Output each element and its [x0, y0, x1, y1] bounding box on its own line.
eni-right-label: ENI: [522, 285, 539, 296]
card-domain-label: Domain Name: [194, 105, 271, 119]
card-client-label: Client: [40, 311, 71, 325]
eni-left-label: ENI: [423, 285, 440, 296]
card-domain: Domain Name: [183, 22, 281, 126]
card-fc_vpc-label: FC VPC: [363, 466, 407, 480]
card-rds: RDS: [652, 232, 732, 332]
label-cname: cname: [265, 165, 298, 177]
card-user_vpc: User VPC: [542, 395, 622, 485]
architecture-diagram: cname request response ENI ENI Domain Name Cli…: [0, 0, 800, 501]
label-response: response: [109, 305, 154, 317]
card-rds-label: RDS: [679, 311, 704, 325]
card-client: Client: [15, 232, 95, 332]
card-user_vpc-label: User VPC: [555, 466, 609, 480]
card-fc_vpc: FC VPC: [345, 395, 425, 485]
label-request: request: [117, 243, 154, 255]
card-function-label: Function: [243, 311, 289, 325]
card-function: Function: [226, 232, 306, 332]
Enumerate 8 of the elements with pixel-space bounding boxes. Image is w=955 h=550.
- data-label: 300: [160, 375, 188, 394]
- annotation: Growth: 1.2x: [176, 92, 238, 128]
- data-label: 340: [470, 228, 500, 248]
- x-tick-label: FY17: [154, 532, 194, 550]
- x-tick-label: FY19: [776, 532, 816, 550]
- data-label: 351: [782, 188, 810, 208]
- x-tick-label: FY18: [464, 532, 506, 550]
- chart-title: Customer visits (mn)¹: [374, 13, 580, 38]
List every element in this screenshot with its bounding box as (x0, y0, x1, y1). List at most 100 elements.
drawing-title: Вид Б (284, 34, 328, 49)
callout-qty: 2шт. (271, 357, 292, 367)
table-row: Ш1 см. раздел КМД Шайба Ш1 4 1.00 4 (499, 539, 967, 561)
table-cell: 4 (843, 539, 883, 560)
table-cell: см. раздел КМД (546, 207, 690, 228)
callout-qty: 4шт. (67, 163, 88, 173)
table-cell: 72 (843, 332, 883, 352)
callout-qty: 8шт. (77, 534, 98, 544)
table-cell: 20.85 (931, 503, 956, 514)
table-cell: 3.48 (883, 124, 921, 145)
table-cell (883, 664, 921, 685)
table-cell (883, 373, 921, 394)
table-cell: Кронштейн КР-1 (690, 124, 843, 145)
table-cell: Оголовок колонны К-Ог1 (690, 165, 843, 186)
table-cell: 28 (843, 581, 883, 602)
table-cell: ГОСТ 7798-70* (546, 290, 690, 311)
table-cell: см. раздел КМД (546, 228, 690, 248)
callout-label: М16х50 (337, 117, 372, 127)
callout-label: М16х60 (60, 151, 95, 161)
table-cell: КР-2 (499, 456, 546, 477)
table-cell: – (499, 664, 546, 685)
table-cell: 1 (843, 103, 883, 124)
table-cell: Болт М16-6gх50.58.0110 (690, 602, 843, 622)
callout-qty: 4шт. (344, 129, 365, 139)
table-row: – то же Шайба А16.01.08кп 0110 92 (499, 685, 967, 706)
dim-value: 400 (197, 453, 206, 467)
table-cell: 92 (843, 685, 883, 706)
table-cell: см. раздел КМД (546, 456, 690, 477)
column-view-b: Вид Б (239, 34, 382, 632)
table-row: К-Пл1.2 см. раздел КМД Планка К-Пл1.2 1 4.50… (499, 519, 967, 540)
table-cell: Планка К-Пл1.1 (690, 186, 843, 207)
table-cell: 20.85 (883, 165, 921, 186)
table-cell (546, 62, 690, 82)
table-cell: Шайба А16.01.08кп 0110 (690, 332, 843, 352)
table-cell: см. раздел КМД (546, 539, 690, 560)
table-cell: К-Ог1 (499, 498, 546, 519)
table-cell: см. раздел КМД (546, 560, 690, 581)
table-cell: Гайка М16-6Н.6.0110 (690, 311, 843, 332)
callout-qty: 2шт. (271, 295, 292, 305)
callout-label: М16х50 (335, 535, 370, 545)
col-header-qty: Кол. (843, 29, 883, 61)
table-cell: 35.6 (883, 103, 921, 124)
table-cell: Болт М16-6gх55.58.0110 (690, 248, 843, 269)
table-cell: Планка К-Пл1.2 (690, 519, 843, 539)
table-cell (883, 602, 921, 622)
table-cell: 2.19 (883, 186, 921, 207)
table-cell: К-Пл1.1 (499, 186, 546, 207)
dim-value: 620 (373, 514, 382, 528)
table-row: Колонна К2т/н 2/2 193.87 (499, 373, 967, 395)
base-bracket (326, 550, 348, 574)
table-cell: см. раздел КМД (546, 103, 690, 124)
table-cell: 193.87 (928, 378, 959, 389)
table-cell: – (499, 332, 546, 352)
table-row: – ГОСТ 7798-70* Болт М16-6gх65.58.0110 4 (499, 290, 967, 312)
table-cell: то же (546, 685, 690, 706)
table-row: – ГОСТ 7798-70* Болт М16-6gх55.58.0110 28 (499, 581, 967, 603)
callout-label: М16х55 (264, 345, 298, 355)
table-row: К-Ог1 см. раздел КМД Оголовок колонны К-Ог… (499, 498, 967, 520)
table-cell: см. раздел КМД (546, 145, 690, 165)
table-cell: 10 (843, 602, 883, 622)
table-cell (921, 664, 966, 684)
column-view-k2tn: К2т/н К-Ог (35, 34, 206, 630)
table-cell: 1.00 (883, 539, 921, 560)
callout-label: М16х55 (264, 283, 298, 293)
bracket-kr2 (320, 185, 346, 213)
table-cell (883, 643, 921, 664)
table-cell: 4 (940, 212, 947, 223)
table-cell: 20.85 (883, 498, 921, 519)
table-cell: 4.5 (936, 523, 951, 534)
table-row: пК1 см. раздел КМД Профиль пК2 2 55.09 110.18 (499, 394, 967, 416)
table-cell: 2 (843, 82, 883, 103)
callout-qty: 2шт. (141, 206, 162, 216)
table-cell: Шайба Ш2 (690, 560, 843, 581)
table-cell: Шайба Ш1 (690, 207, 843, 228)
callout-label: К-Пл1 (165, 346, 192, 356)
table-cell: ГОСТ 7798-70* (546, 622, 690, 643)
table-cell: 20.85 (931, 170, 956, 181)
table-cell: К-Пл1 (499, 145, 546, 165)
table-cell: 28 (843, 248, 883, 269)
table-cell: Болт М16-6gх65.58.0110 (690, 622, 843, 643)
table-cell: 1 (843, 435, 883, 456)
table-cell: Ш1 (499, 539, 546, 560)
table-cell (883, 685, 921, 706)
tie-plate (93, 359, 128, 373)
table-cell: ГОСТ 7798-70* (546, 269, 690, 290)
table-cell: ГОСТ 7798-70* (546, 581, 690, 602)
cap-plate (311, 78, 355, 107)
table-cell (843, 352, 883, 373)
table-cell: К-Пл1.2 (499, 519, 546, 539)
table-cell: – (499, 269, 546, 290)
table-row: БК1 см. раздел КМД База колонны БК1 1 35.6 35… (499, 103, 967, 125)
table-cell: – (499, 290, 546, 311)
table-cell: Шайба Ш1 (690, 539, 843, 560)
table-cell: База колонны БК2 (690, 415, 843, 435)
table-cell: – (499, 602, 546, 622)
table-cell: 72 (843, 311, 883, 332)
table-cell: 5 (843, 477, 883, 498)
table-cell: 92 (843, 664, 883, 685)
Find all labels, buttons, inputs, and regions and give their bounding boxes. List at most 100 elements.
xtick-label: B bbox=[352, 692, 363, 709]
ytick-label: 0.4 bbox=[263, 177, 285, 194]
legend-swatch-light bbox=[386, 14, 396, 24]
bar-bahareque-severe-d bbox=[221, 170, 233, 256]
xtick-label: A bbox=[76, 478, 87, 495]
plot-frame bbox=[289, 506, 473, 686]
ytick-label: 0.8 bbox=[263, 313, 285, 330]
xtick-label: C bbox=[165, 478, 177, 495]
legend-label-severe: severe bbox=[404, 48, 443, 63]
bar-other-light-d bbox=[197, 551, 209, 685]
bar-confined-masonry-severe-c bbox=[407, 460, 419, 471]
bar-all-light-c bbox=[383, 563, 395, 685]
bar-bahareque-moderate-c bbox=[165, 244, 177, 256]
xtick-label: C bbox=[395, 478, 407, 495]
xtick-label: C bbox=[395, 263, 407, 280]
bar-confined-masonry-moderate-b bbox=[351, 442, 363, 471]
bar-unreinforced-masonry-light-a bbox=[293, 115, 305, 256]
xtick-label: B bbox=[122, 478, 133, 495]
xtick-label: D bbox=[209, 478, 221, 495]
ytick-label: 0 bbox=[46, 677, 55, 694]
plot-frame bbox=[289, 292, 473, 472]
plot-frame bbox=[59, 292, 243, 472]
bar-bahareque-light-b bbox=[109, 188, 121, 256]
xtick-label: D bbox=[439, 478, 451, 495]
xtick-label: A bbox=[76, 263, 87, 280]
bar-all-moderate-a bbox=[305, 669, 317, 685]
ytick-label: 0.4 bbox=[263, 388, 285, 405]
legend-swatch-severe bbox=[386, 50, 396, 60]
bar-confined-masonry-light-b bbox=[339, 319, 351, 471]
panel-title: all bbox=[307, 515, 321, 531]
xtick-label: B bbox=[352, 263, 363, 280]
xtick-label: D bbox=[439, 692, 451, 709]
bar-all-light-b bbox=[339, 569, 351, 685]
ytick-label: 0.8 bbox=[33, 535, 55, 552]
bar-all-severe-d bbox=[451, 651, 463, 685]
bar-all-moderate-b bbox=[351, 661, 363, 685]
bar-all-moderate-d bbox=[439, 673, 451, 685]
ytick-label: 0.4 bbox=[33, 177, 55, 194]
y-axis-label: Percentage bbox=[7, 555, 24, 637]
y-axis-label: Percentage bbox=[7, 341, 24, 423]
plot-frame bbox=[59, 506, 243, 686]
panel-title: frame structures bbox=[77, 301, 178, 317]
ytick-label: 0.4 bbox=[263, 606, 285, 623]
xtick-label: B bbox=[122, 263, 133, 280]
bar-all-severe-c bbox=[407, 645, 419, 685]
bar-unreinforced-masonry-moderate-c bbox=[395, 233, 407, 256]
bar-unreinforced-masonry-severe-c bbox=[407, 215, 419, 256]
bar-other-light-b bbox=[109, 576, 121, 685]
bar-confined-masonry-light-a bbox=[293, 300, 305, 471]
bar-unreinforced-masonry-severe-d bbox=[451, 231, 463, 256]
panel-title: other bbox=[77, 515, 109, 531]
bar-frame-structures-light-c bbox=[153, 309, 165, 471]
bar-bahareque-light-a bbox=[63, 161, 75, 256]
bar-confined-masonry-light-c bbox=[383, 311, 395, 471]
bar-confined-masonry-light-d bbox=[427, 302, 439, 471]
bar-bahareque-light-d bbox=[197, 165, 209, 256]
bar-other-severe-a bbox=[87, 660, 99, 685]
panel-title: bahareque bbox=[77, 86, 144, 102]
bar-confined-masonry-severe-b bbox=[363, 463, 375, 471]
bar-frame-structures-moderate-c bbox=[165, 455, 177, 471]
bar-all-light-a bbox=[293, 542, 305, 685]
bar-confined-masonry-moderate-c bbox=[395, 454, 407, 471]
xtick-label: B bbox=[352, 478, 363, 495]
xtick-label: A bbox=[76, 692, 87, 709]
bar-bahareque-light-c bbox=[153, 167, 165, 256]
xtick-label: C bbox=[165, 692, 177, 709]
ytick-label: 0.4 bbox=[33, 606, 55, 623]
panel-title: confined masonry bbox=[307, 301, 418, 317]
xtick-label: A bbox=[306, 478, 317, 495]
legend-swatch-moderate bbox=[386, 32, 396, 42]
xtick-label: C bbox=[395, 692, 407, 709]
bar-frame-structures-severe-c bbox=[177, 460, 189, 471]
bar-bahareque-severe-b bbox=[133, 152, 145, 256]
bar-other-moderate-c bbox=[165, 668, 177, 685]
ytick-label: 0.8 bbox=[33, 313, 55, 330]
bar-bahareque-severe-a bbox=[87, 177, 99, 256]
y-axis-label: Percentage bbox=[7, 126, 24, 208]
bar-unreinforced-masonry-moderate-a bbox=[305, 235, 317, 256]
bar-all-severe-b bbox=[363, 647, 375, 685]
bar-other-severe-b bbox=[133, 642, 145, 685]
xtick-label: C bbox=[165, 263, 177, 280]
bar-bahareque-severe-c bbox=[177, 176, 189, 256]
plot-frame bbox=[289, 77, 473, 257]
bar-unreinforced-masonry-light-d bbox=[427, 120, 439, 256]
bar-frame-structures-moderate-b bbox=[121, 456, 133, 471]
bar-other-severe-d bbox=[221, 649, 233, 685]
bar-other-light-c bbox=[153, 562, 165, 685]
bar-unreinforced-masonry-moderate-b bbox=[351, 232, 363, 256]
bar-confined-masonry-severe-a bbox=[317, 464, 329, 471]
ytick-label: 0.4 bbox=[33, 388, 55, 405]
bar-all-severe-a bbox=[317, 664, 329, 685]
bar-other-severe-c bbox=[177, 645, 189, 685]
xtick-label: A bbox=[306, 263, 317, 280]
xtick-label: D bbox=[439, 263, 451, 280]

□ □ □ □ □

Print the stretch of the data from its first line through the line containing "card-fc_vpc-label: FC VPC: [363, 466, 407, 480]", both ends included, reproducing each line unchanged.

Output each element and its [x0, y0, x1, y1] bounding box on its own line.
eni-right-label: ENI: [522, 285, 539, 296]
card-domain-label: Domain Name: [194, 105, 271, 119]
card-client-label: Client: [40, 311, 71, 325]
eni-left-label: ENI: [423, 285, 440, 296]
card-domain: Domain Name: [183, 22, 281, 126]
card-fc_vpc-label: FC VPC: [363, 466, 407, 480]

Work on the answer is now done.